>> begin DATA PROVIDED

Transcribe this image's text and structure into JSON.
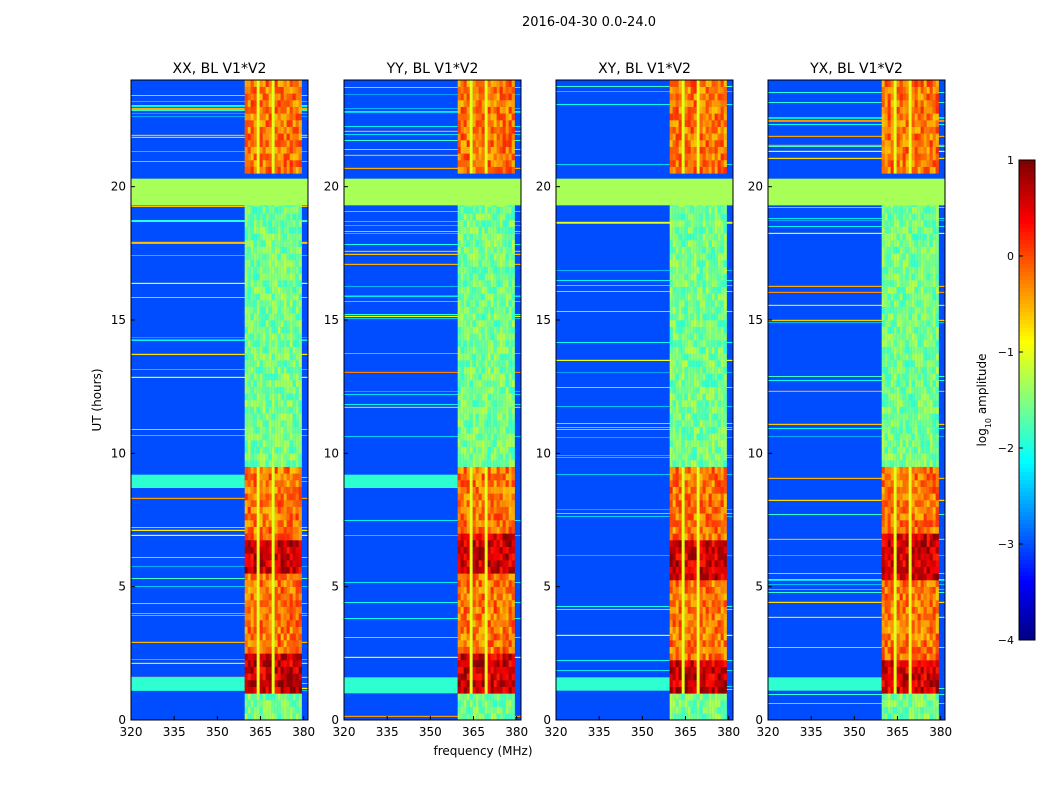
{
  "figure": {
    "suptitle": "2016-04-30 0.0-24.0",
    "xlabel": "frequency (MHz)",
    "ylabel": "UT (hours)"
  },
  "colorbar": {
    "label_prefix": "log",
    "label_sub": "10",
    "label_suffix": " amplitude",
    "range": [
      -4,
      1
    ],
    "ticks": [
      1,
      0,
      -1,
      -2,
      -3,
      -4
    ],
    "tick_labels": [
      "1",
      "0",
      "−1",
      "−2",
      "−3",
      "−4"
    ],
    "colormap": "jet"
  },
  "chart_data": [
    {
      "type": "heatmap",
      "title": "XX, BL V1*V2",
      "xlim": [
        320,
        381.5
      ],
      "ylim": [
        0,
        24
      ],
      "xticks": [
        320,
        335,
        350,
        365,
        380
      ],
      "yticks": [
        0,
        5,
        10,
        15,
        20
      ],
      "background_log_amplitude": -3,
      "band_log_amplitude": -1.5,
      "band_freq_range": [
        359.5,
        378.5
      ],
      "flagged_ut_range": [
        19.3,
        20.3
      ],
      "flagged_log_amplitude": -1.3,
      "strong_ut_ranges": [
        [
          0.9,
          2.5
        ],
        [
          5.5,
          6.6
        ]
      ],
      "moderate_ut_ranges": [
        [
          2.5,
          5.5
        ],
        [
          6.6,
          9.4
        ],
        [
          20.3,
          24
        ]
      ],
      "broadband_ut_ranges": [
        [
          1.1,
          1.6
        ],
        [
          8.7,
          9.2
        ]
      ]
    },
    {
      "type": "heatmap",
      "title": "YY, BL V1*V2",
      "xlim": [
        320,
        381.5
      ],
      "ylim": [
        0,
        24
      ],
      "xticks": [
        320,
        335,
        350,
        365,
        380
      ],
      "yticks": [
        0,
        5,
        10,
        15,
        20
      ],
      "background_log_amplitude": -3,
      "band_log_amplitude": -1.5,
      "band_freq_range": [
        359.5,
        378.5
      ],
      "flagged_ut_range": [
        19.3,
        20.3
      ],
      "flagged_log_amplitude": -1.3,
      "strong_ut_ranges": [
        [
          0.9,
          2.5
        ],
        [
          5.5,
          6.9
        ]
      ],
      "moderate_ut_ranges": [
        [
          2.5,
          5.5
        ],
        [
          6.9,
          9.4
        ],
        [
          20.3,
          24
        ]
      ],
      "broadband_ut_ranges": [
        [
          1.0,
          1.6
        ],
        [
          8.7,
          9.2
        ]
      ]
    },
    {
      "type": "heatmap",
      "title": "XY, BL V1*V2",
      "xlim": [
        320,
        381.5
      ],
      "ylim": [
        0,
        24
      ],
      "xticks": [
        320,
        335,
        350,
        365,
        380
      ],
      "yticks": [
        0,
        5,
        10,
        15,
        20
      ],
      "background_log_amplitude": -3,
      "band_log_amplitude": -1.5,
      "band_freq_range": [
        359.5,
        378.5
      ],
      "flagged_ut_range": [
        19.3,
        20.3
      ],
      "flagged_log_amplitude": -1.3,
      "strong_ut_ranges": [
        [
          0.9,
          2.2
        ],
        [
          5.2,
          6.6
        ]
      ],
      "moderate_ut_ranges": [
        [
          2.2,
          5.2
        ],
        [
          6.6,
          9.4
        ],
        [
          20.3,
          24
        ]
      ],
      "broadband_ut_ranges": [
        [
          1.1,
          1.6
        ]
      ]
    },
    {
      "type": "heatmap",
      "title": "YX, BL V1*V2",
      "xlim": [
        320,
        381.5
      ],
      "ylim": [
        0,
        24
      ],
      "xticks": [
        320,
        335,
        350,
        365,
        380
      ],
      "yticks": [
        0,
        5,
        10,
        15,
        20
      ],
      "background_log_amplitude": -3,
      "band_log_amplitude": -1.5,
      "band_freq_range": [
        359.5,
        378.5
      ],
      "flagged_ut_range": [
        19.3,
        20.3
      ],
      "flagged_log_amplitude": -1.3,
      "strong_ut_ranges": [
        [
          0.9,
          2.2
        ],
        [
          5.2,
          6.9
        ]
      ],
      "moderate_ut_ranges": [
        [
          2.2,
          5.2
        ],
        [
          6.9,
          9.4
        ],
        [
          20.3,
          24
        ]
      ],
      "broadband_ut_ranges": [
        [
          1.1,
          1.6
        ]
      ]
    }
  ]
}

>> end DATA PROVIDED
>> begin DATA PROVIDED

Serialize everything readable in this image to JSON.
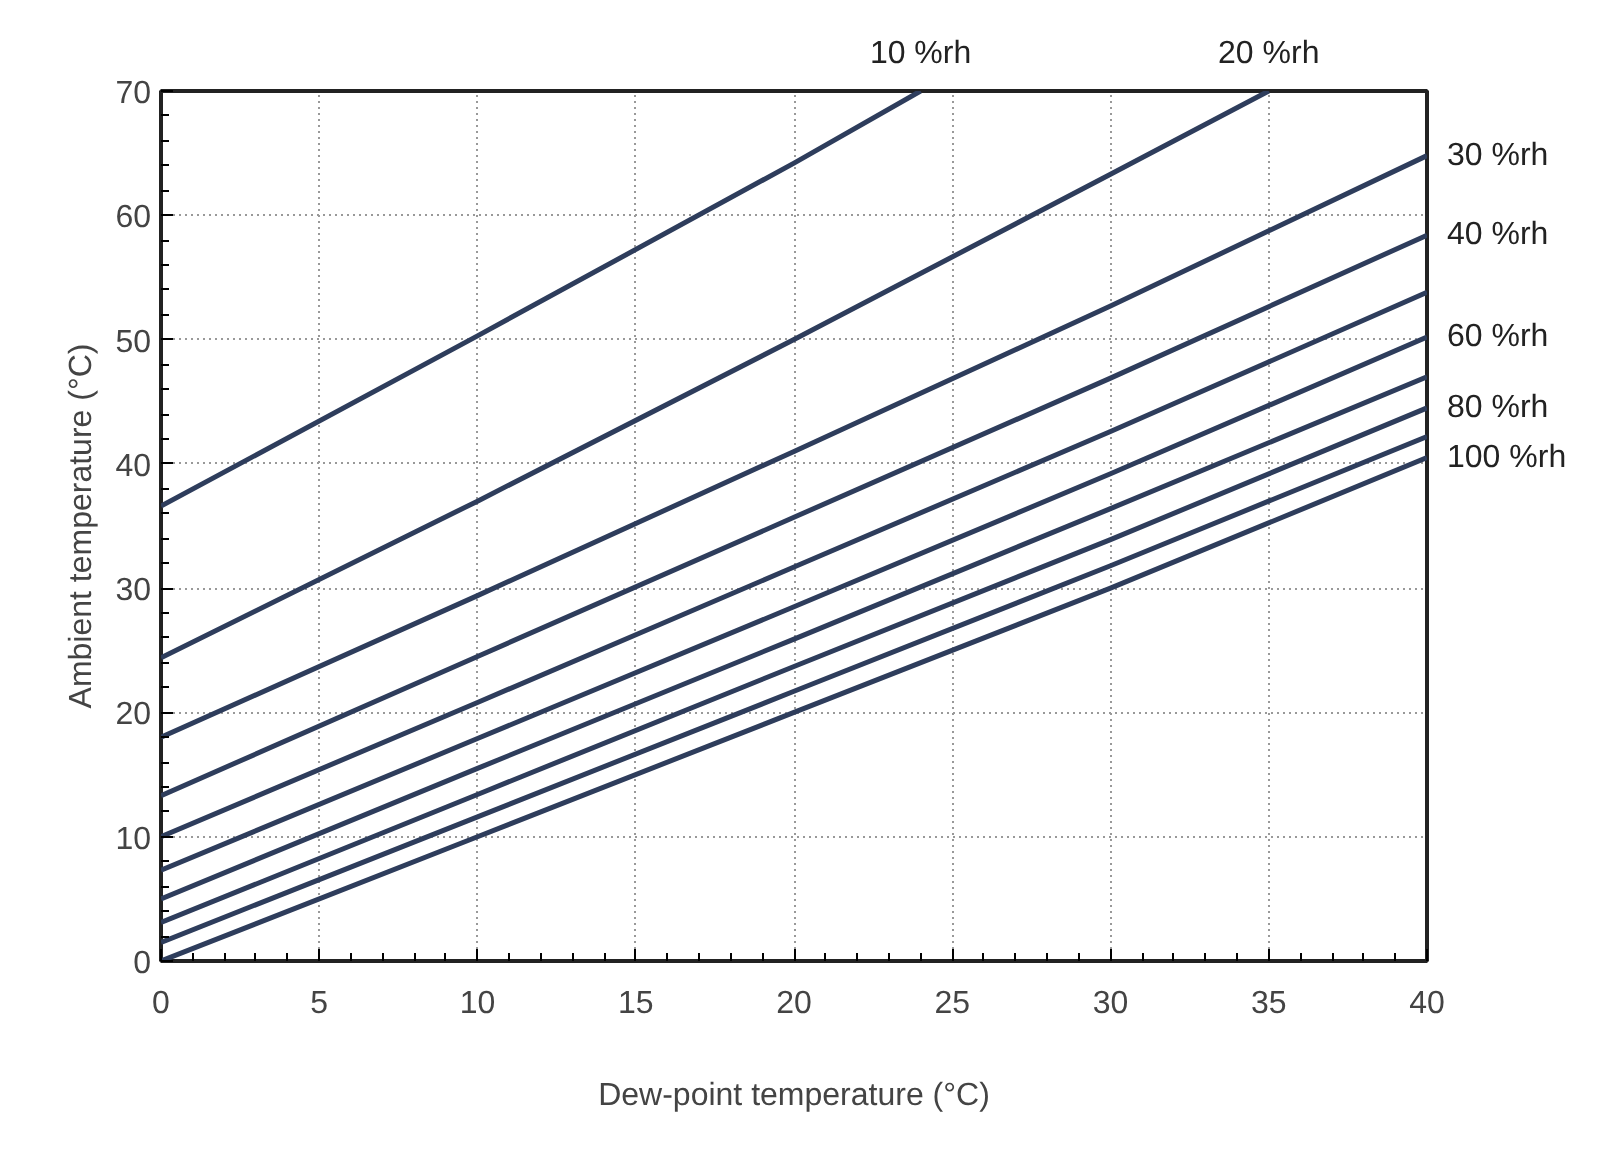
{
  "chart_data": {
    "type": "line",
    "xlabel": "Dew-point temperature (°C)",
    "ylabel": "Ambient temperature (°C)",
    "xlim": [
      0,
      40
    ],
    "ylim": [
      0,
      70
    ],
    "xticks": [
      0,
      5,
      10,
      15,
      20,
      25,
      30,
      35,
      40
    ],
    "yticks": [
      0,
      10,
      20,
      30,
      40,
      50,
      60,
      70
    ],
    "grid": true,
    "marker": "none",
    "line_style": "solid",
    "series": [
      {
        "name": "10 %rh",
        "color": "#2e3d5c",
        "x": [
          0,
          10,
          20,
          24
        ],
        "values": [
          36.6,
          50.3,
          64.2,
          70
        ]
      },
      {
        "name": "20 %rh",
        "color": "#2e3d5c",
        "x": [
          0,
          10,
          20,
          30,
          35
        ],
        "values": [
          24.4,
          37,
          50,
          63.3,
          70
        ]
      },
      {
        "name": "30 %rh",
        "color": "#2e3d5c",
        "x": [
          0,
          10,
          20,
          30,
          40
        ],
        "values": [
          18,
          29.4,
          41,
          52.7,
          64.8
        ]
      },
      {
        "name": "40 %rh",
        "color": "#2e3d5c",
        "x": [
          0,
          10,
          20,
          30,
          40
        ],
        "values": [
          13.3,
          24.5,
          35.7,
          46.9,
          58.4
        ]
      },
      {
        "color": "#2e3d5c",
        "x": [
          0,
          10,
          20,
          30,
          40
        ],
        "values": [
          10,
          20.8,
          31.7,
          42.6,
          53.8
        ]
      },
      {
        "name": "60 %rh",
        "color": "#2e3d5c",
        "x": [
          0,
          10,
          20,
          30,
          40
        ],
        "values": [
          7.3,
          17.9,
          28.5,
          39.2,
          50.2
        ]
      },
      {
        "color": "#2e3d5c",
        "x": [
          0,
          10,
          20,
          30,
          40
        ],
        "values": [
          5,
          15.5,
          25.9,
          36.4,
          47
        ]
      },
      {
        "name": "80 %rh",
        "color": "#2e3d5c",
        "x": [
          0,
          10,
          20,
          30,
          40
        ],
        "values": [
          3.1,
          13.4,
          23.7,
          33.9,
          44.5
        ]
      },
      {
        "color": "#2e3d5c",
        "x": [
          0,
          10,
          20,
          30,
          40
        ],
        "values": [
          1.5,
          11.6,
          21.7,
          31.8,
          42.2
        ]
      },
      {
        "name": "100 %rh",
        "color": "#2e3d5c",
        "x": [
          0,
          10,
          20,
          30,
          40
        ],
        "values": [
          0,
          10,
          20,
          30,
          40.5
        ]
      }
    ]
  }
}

>> end DATA PROVIDED

Which lines in the data above contain "ylabel"? Show each one.

*PROBLEM SOLUTION*:
    "ylabel": "UT (hours)"
    "ylabel": "Ambient temperature (°C)",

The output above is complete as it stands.